■ **Given task**
State how many lines in these records contain the word "name", and nothing else.

# start of Data for the task

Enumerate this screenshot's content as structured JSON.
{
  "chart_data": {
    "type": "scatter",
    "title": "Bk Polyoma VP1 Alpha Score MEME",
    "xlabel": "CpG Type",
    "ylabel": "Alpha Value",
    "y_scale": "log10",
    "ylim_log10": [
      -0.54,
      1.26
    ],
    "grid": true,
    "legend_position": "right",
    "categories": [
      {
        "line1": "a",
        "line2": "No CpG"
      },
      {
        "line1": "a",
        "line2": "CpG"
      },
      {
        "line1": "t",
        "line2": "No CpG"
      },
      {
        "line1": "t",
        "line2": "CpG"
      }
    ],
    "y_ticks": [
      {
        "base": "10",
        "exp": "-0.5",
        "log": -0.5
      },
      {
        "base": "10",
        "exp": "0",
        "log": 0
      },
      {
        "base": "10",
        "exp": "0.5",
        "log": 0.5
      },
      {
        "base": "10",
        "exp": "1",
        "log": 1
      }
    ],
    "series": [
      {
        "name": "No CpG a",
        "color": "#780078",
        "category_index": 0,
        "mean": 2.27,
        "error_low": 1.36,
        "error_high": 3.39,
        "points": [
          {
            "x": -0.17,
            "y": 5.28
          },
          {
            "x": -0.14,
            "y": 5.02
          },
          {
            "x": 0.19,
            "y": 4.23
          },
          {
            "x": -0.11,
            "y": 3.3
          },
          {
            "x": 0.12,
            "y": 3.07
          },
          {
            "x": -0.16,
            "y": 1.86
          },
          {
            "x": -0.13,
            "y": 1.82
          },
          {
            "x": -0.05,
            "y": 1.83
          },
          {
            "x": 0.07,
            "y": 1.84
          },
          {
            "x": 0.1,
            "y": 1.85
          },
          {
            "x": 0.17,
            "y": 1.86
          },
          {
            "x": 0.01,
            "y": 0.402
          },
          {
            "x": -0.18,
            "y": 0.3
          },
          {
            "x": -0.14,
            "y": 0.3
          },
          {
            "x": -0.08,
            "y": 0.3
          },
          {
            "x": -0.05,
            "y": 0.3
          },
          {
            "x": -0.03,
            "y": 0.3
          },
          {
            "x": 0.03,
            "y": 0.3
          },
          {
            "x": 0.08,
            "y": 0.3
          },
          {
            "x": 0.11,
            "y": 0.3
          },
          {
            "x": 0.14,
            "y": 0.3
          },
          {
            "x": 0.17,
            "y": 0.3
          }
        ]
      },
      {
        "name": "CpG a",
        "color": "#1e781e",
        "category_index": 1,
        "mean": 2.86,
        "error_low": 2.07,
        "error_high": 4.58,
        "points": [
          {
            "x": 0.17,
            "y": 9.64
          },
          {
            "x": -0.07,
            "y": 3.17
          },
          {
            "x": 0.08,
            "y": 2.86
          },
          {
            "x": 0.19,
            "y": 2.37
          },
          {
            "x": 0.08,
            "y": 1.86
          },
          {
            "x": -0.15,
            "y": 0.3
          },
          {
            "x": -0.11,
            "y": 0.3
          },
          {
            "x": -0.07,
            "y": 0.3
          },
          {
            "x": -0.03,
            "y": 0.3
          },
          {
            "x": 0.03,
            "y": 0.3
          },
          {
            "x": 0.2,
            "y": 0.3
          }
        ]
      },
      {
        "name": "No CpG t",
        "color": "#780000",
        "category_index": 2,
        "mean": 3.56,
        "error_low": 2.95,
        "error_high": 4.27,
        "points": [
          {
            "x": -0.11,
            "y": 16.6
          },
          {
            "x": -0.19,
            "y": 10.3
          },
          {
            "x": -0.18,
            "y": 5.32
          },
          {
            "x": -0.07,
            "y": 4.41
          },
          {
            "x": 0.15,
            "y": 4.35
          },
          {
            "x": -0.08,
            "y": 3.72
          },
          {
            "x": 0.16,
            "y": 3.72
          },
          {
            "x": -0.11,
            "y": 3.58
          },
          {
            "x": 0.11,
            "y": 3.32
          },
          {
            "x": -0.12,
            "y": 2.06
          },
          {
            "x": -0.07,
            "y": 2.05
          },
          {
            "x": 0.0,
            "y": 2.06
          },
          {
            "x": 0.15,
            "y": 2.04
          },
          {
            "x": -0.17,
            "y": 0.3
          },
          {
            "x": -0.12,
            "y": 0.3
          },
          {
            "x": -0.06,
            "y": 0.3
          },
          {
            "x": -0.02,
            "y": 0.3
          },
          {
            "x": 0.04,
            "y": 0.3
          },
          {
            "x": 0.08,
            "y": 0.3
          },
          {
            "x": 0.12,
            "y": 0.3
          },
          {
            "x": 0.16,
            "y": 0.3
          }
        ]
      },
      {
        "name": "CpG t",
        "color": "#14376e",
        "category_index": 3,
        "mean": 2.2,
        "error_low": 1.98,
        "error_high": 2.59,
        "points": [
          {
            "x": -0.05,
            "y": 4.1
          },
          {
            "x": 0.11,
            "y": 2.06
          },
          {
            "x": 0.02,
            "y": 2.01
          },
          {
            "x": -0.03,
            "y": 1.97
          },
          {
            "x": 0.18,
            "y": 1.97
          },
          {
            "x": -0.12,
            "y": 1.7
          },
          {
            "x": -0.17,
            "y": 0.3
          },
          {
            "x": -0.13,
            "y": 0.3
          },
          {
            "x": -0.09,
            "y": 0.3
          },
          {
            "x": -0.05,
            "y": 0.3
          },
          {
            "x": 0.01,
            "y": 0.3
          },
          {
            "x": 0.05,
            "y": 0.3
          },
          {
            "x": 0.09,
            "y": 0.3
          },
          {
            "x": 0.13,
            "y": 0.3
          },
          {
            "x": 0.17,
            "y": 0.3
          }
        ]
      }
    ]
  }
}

# end of Data for the task

■ **The output**
4